#### Given request
Write out every entry precisely as given, leaving the pictures out.

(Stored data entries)
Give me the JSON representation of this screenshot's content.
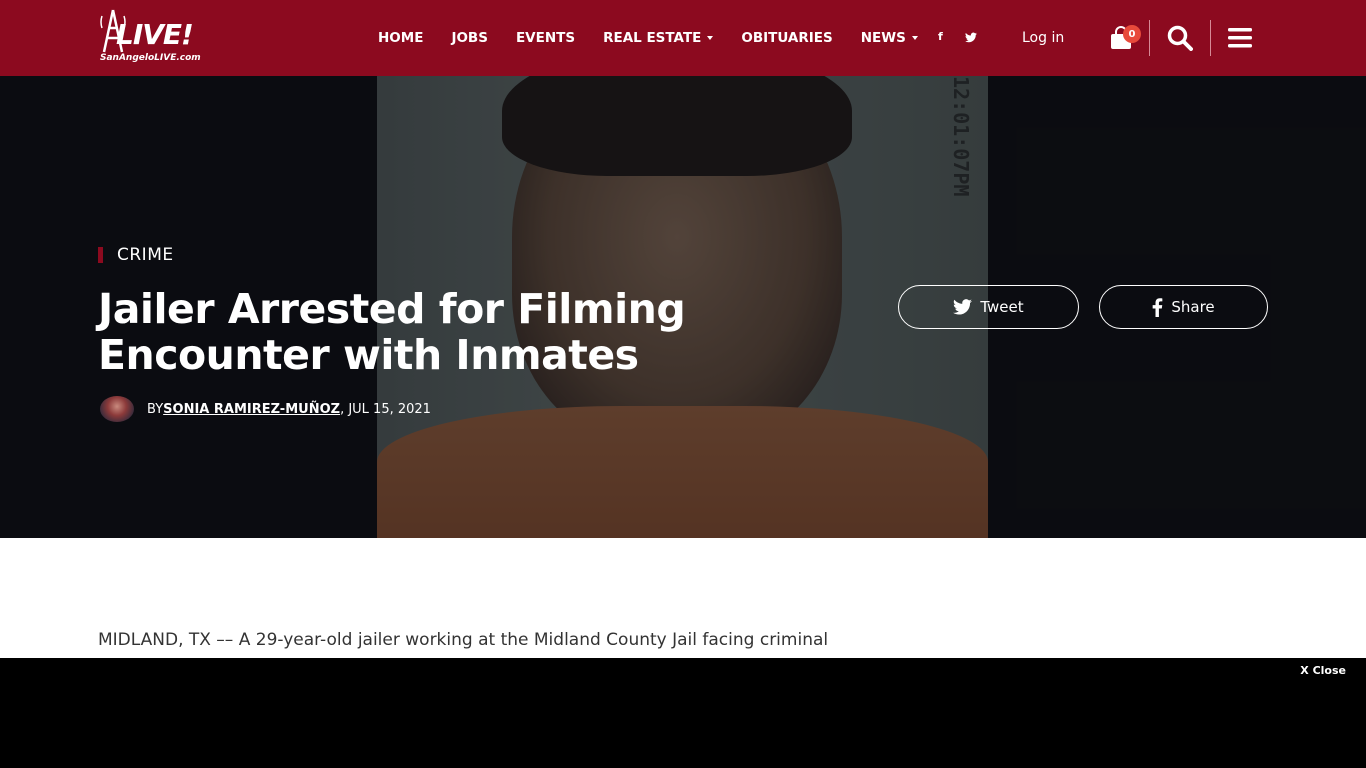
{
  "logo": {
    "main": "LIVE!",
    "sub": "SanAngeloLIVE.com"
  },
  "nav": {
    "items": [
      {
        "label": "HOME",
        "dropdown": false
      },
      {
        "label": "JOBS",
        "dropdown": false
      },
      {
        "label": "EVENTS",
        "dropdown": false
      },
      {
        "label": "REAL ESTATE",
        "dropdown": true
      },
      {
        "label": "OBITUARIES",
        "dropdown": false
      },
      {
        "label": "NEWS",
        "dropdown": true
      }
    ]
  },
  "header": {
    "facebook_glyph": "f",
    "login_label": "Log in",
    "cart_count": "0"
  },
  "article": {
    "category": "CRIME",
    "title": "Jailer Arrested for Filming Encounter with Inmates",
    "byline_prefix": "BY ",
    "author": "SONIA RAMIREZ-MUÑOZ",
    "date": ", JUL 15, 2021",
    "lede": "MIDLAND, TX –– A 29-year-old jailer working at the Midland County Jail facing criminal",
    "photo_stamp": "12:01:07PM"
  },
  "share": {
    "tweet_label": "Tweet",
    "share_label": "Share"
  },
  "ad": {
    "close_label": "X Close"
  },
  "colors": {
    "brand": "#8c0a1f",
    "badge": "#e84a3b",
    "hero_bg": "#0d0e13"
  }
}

#### Answer to the task
Give me the JSON representation of this screenshot's content.
{
  "logo": {
    "main": "LIVE!",
    "sub": "SanAngeloLIVE.com"
  },
  "nav": {
    "items": [
      {
        "label": "HOME",
        "dropdown": false
      },
      {
        "label": "JOBS",
        "dropdown": false
      },
      {
        "label": "EVENTS",
        "dropdown": false
      },
      {
        "label": "REAL ESTATE",
        "dropdown": true
      },
      {
        "label": "OBITUARIES",
        "dropdown": false
      },
      {
        "label": "NEWS",
        "dropdown": true
      }
    ]
  },
  "header": {
    "facebook_glyph": "f",
    "login_label": "Log in",
    "cart_count": "0"
  },
  "article": {
    "category": "CRIME",
    "title": "Jailer Arrested for Filming Encounter with Inmates",
    "byline_prefix": "BY ",
    "author": "SONIA RAMIREZ-MUÑOZ",
    "date": ", JUL 15, 2021",
    "lede": "MIDLAND, TX –– A 29-year-old jailer working at the Midland County Jail facing criminal",
    "photo_stamp": "12:01:07PM"
  },
  "share": {
    "tweet_label": "Tweet",
    "share_label": "Share"
  },
  "ad": {
    "close_label": "X Close"
  },
  "colors": {
    "brand": "#8c0a1f",
    "badge": "#e84a3b",
    "hero_bg": "#0d0e13"
  }
}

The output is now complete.